- [What you need to do]: How many lines in the entries below include the string "this"? Answer with the number only.

- [Dataset]:
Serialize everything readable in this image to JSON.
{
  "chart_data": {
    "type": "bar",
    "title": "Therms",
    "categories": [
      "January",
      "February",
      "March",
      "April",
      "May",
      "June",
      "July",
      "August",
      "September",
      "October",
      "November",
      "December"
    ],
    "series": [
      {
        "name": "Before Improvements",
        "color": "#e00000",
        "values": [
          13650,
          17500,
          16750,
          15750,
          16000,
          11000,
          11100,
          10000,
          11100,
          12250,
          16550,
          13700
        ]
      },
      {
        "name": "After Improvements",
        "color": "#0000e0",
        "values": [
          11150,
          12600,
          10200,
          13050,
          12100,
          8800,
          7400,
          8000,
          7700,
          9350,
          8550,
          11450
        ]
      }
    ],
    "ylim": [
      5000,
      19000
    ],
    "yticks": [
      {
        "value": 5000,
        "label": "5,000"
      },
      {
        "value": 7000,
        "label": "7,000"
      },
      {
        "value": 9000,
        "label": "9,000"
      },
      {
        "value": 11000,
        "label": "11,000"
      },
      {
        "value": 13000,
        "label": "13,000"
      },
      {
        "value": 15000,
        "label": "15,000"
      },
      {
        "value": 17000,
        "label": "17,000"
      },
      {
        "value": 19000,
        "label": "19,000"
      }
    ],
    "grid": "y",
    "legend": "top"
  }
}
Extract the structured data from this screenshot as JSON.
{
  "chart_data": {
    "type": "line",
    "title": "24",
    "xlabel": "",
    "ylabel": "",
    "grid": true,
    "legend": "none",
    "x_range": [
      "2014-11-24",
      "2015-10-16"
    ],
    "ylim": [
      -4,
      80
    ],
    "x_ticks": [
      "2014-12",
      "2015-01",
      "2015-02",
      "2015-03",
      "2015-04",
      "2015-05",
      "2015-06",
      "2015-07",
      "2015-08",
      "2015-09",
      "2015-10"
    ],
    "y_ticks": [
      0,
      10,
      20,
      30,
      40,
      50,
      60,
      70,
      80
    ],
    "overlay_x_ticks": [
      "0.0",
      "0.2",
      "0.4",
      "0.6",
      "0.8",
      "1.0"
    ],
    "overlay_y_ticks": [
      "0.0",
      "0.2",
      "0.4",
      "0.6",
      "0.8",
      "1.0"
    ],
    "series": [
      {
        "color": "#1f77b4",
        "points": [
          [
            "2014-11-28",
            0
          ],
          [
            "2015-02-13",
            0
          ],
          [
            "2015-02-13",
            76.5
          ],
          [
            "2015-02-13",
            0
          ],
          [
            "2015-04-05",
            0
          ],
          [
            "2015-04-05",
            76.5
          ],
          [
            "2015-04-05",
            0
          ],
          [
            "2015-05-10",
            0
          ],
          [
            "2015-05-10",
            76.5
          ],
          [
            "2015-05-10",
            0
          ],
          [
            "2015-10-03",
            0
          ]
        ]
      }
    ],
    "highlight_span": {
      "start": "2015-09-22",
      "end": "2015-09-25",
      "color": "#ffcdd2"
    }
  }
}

- [Problem solution]: 2